-------- DATA PROVIDED --------

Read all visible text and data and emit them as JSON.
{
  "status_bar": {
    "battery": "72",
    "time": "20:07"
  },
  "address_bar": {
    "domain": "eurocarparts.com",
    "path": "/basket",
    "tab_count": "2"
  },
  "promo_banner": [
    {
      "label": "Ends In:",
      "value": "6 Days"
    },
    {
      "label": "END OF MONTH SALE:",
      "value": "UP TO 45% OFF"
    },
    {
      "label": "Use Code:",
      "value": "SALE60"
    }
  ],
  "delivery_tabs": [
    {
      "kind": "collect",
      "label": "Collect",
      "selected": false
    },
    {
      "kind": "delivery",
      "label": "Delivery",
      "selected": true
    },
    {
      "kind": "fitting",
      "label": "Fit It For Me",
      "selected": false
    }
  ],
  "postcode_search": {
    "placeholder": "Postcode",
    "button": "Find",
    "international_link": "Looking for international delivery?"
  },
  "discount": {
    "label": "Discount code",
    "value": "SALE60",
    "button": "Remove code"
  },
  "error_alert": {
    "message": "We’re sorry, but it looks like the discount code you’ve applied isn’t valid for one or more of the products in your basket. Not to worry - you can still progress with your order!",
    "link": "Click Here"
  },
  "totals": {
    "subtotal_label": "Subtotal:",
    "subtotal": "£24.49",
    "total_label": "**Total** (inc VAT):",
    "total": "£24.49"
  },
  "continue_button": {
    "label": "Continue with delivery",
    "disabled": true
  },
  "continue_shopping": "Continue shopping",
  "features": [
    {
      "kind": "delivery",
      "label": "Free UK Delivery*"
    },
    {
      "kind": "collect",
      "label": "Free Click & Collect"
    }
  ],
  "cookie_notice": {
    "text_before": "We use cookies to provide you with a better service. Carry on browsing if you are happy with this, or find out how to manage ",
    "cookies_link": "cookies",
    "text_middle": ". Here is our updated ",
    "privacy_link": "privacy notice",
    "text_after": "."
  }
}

--------

TASK PROMPT => Please set down each line of the records exactly as given.

TASK SOLUTION =>
Read all visible text and data and emit them as JSON.
{
  "status_bar": {
    "battery": "72",
    "time": "20:07"
  },
  "address_bar": {
    "domain": "eurocarparts.com",
    "path": "/basket",
    "tab_count": "2"
  },
  "promo_banner": [
    {
      "label": "Ends In:",
      "value": "6 Days"
    },
    {
      "label": "END OF MONTH SALE:",
      "value": "UP TO 45% OFF"
    },
    {
      "label": "Use Code:",
      "value": "SALE60"
    }
  ],
  "delivery_tabs": [
    {
      "kind": "collect",
      "label": "Collect",
      "selected": false
    },
    {
      "kind": "delivery",
      "label": "Delivery",
      "selected": true
    },
    {
      "kind": "fitting",
      "label": "Fit It For Me",
      "selected": false
    }
  ],
  "postcode_search": {
    "placeholder": "Postcode",
    "button": "Find",
    "international_link": "Looking for international delivery?"
  },
  "discount": {
    "label": "Discount code",
    "value": "SALE60",
    "button": "Remove code"
  },
  "error_alert": {
    "message": "We’re sorry, but it looks like the discount code you’ve applied isn’t valid for one or more of the products in your basket. Not to worry - you can still progress with your order!",
    "link": "Click Here"
  },
  "totals": {
    "subtotal_label": "Subtotal:",
    "subtotal": "£24.49",
    "total_label": "**Total** (inc VAT):",
    "total": "£24.49"
  },
  "continue_button": {
    "label": "Continue with delivery",
    "disabled": true
  },
  "continue_shopping": "Continue shopping",
  "features": [
    {
      "kind": "delivery",
      "label": "Free UK Delivery*"
    },
    {
      "kind": "collect",
      "label": "Free Click & Collect"
    }
  ],
  "cookie_notice": {
    "text_before": "We use cookies to provide you with a better service. Carry on browsing if you are happy with this, or find out how to manage ",
    "cookies_link": "cookies",
    "text_middle": ". Here is our updated ",
    "privacy_link": "privacy notice",
    "text_after": "."
  }
}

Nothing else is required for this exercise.